====== Trecho fornecido ======

O romance é povoado por diálogos muito bem construídos que trazem à tona o choque entre liberais, conservadores e vários estratos da sociedade americana quanto à tentativa de reparar séculos de injustiça e exclusão contra os negros por meio de ações afirmativas (cotas, bolsas de estudos, entre outras).
Levi, por exemplo, é um personagem que, no início da história, beira o ridículo pela sua artificialidade ao agir como um “irmão” que usa a linguagem dos guetos e faz parte da “batalha”, quando, na verdade, mora na região mais abastada da cidade, é rodeado por intelectuais e não tem muito o que reivindicar. Ao longo do romance, o jovem passa por um processo de amadurecimento que o leva a questionar as verdadeiras intenções dos liberais esclarecidos que conhece e que proferem discursos efusivos de inclusão, mas pouco sabem da realidade que os cerca. Ele mesmo se descobre uma mentira:
Bastaria deixar o livro sobre o Haiti numa mochila esquecida dentro do armário por uma semana para que toda a ilha e sua história voltassem a ser obscuras para ele. Pareceria não saber mais nada sobre o assunto além do que sabia antes. Pacientes aidéticos haitianos em Guantánamo, barões da droga, tortura institucionalizada, assassinato patrocinado pelo Estado, escravidão, interferência da CIA, ocupação americana e corrupção. Tudo se tornaria uma névoa histórica. Restaria apenas a consciência abrasadora e inoportuna de que em algum lugar, não muito longe de onde estava, um povo passava por um imenso sofrimento.

======

▶ _Objetivos_:
[1] Responda com base no trecho sobre o romance:
(a) Em que região da cidade Levi mora?
(b) Que formas de ação afirmativa aparecem entre parênteses?
(c) Por quanto tempo o livro sobre o Haiti ficaria esquecido dentro do armário?
[2] Escreva a continuação do trecho sobre o romance, partindo da última frase apresentada.
O material a seguir é independente do trecho sobre o romance.

====== Informações fornecidas ======

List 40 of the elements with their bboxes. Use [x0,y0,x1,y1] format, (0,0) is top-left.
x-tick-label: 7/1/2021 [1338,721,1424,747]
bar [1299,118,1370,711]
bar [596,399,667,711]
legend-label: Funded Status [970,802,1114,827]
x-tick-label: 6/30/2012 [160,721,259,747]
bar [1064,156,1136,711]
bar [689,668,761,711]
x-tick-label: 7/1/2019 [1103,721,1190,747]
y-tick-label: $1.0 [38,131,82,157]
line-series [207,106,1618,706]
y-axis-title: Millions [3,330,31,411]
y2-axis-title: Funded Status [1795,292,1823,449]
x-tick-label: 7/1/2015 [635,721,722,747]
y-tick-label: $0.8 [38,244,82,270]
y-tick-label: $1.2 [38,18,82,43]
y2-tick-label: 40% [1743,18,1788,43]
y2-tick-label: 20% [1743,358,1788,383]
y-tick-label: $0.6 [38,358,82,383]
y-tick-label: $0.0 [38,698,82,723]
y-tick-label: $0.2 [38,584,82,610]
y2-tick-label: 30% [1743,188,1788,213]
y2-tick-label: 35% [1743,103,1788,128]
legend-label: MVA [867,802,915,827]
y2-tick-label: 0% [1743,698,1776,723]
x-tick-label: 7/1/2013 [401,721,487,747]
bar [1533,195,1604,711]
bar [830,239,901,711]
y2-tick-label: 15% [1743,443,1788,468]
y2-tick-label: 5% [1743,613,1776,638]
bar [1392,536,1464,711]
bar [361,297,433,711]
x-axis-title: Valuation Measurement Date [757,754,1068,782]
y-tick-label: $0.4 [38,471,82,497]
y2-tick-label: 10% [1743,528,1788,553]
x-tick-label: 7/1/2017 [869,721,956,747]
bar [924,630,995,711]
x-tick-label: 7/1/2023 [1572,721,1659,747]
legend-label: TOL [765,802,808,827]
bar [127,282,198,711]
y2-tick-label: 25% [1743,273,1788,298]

======

▶ _Respostas por tarefa_:
[1]
(a) Na região mais abastada da cidade.
(b) Cotas e bolsas de estudos.
(c) Por uma semana.

[2]
As inquietações políticas acompanham as disputas acadêmicas. O arquirrival de Howard, o também professor universitário e guru conservador Monty Kipps, muda-se para a mesma universidade de Wellington e acirra a oposição entre os dois. Suas famílias já tinham enfrentado embates, recentemente, quando o filho mais velho de Howard, Jerome, decide ir para Londres e é abrigado pelos Kipps. O garoto, um cristão fervoroso a despeito do ateísmo do pai, se apaixona pela belíssima e instável filha de Monty, Victoria. O caso logo acaba, mas deixa marcas indeléveis na relação das duas famílias.
Assim como Howard, Kipps é um estudioso do artista holandês Rembrandt. Eles defendem correntes de pensamento totalmente opostas, da mesma forma que conduzem seu pensamento político. A família de Monty é calcada em valores arcaicos de submissão feminina e supervalorização do núcleo familiar, enquanto os Belsey vivem em um ambiente em que todos os padrões, o senso comum e até mesmo os sentimentos são alvos de comentários sarcásticos. Nem mesmo a arte, objeto de estudo de Howard, é poupada da ironia:
Howard pediu aos seus alunos que imaginassem a beleza como a máscara usada pelo poder. Que reformulassem a Estética como uma linguagem refinada da exclusão. Prometeu-lhes uma matéria que desafiaria suas crenças a respeito da humanidade redentora do que é usualmente denominado “Arte”. “Arte é o mito ocidental”, proclamou Howard, pelo sexto ano consecutivo, “com o qual ao mesmo tempo nos confortamos e nos formamos.”
A beleza não é tratada apenas conceitualmente no romance. Smith traz a filosofia para a prática, através do drama familiar dos Belsey e dos Kipps. O que é valor, o que é belo para esses dois clãs tão diferentes? O casal Belsey está mergulhado em uma relação decadente, envolvido em uma trama de traições e no silêncio devastador de desejos represados. Os Kipps posam de família perfeita, enquanto afundam secretamente em um mar de instabilidade.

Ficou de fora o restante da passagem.